==== Selected excerpt ====

Jobs Data Dial-A-Spin – Jobs report numbers spin out of control

Today, I could not just put the jobs report data in the sidebar of economic news as usual because there was so much spin all over the place that I thought it all deserved an article introducing the way the jobs data news is spun.


NPR’s headline and article presents probably the least biased view of the jobs data: “163,000 Jobs Added In July; Unemployment Rate Rose To 8.3 Percent.” Just the facts, Mame. This one gives a play-by-play back and forth as both sides — Republican and Democrat — try to spin this ambiguous jobs report to their own arguments.

A quick summary that explains the jobs data is that, while 163,000 new jobs were added, the number of new people entering (or re-entering) the workforce (especially in a post-graduation month) outpaced that gain. The number of new jobs in this report may also be revised down next month, just as June’s report was just reduced by 20,000 jobs. Economists had expected a net gain of 100,000 jobs in July, so that’s why some people are excited to see 163,000. If your expectations are low enough, anything looks good.

Another neutral headline that says the same thing, but speaks to the effect, rather than the numbers is:

U.S. hiring picks up but not enough to sideline Fed” (Reuters) Probably a fair synopsis of the contrasting figures in the jobs report is this quote: “‘It’s a relief we did not post another number like 75,000, but the reality is it’s not night and day. It’s not as though it brings us all the way back to being wildly optimistic,’ said Robert DiClemente, chief U.S. economist at Citigroup in New York.” The excitement in the stock markets, in other words, is nothing but a sigh of relief that numbers were not as bad as they have been — not that the numbers are good. It’s like a lid taken off a pot that, then, boils over.


Jobs data gives fuel for presidential candidates

You can change the emphasis of the data in this jobs report the other way: “Jobless rate rises to 8.3 percent, hiring picks up but still falling short” (Fox) Fox, of course, wants the news to look bad for President Obama, so their article leads off with the most negative information they can glean out of the report: “The unemployment rate ticked up to 8.3 percent in July, reflecting a stagnant economic picture.” Then they note a “glimmer of positive news” in the 163,000 new jobs added, but immediately take that back with “but the number brings the economy back to treading-water status.”

They’re right of course. It’s just that is the emphasis one would expect from Fox. They give about six column inches to the negative outlook Republicans extract from the jobs report and about one column inch to the positive signs Democrats took from it with another inch or two for the negative aspects Democrats admitted to. In all, Fox sees the numbers more negatively, as I would, but Fox does it for political reasons perhaps. (And to try to be fair with the numbers, I’m presenting articles from all sides, since the jobs data is ambiguous.)

Apparently Fox decided their original title for this article was a little too obviously biased: “Wrong-Way Growth: Jobless Jumps In July as New Hiring Remains Slow.” Wow! That one was loaded with nothing but negatives. After being linked to with that title on NPR’s blog about this story, the article now comes up under the first title I shoed above, which edges a little toward neutrality. First, it tells you joblessness is up, then mentions that hiring has improved, but then qualifies that by saying it still falls short. A little more balanced, but not much.

==== Extracted data ====

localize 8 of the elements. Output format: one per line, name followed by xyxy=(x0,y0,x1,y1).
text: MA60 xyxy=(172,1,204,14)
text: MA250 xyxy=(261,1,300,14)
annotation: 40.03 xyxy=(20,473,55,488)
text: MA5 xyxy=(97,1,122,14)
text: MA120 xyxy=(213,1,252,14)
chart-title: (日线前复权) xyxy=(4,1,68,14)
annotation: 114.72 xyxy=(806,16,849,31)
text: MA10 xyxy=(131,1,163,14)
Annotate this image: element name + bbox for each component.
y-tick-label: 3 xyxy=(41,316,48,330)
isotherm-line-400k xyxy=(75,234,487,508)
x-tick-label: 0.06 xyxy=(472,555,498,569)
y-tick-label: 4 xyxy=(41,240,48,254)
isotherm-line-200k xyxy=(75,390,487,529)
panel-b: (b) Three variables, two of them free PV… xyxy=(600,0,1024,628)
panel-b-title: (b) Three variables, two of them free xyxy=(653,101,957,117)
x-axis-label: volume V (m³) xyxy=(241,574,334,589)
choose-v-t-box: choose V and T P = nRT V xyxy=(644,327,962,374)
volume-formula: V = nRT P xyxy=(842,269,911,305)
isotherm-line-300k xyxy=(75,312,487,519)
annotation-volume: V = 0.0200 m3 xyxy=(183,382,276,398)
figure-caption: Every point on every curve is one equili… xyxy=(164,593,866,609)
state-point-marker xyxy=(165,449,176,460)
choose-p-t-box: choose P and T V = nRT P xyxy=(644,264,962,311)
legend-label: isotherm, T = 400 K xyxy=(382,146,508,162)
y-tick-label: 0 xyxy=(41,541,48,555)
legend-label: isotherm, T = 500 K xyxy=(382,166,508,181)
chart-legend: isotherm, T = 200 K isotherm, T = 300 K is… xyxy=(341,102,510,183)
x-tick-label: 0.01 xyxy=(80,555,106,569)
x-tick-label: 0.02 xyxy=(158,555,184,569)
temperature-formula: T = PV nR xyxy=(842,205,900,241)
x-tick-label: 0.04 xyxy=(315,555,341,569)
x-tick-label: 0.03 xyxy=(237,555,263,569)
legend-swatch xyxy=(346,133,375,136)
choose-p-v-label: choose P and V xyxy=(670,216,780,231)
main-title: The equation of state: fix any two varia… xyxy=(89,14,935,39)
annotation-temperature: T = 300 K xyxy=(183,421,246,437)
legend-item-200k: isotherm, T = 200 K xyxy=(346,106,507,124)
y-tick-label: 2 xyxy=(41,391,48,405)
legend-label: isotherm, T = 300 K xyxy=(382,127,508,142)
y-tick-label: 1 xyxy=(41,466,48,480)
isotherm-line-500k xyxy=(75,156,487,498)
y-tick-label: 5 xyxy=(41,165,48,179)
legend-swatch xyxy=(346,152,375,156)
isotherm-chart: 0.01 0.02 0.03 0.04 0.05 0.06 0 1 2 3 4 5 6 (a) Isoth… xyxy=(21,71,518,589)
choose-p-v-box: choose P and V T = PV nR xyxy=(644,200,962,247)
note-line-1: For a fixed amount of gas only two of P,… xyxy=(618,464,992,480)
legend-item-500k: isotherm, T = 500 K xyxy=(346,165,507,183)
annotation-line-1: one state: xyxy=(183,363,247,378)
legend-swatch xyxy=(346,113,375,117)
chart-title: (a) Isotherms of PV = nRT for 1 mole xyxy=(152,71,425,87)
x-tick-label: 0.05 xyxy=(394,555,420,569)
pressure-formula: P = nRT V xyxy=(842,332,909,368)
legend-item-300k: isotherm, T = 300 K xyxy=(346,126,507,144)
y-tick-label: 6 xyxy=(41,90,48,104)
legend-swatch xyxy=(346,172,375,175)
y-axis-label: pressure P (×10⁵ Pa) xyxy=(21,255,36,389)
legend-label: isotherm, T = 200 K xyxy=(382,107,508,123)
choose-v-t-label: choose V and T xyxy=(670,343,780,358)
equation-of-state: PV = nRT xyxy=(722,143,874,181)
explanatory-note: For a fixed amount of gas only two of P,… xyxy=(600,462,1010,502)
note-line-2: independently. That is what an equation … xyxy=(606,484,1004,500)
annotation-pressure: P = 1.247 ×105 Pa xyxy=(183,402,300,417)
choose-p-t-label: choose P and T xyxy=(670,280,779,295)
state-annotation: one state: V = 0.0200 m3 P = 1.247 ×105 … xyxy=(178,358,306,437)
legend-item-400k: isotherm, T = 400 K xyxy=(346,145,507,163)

====

• [Exercise]:
Restate the jobs report article starting with "Apparently Fox decided" and going on through "but not much.", substituting "headline" for "title" throughout.

• [Exercise solution]:
Apparently Fox decided their original headline for this article was a little too obviously biased: “Wrong-Way Growth: Jobless Jumps In July as New Hiring Remains Slow.” Wow! That one was loaded with nothing but negatives. After being linked to with that headline on NPR’s blog about this story, the article now comes up under the first headline I shoed above, which edges a little toward neutrality. First, it tells you joblessness is up, then mentions that hiring has improved, but then qualifies that by saying it still falls short. A little more balanced, but not much.